- [Passage to read]

Thursday, December 19, 2019

Sparkles

A sparkler quickly rushes in a beam of light, gently illuminating the dark and the cold. It is short lived; a bag is soon emptied with but the remains of what once was.

It has been already a year since I started coming to Aeminwon. Though it was only for one hour, I spent time with kids to teach a bit of English. I honestly did not expect the kids to truly learn English. I simply wanted to spent quality time with them. As weeks went by, though, I grew tired of how little they seemed to care for the time together. They rarely did their homework, nor did they study for weekly vocabulary tests. I wondered if that was how all children were. I just did not seem appreciated much. 

I also thought about how poor their living conditions could have been. They are well fed and well clothed, but one teacher had to take care of nearly seven to eight kids at once. Telling kids to do their homework usually flies by quickly when its multiple kids to check on. Nonetheless, I grew tired and irritated that they did not listen to me at all. I would give long talks about how they needed to study, how they need to do a good job to survive out there, how they really needed to struggle.

- [Work to do] In the Sparkles post, how long was each session the writer spent teaching English to the kids at Aeminwon?

- [Source data]

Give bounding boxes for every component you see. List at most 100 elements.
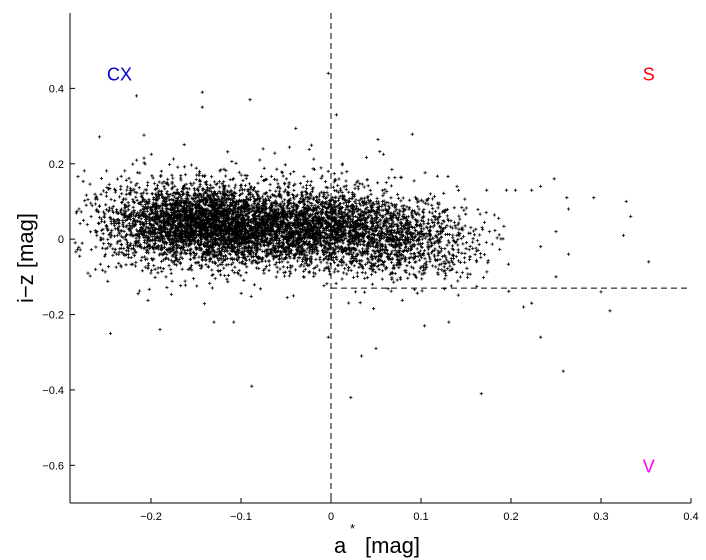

- [Result of the task] One hour.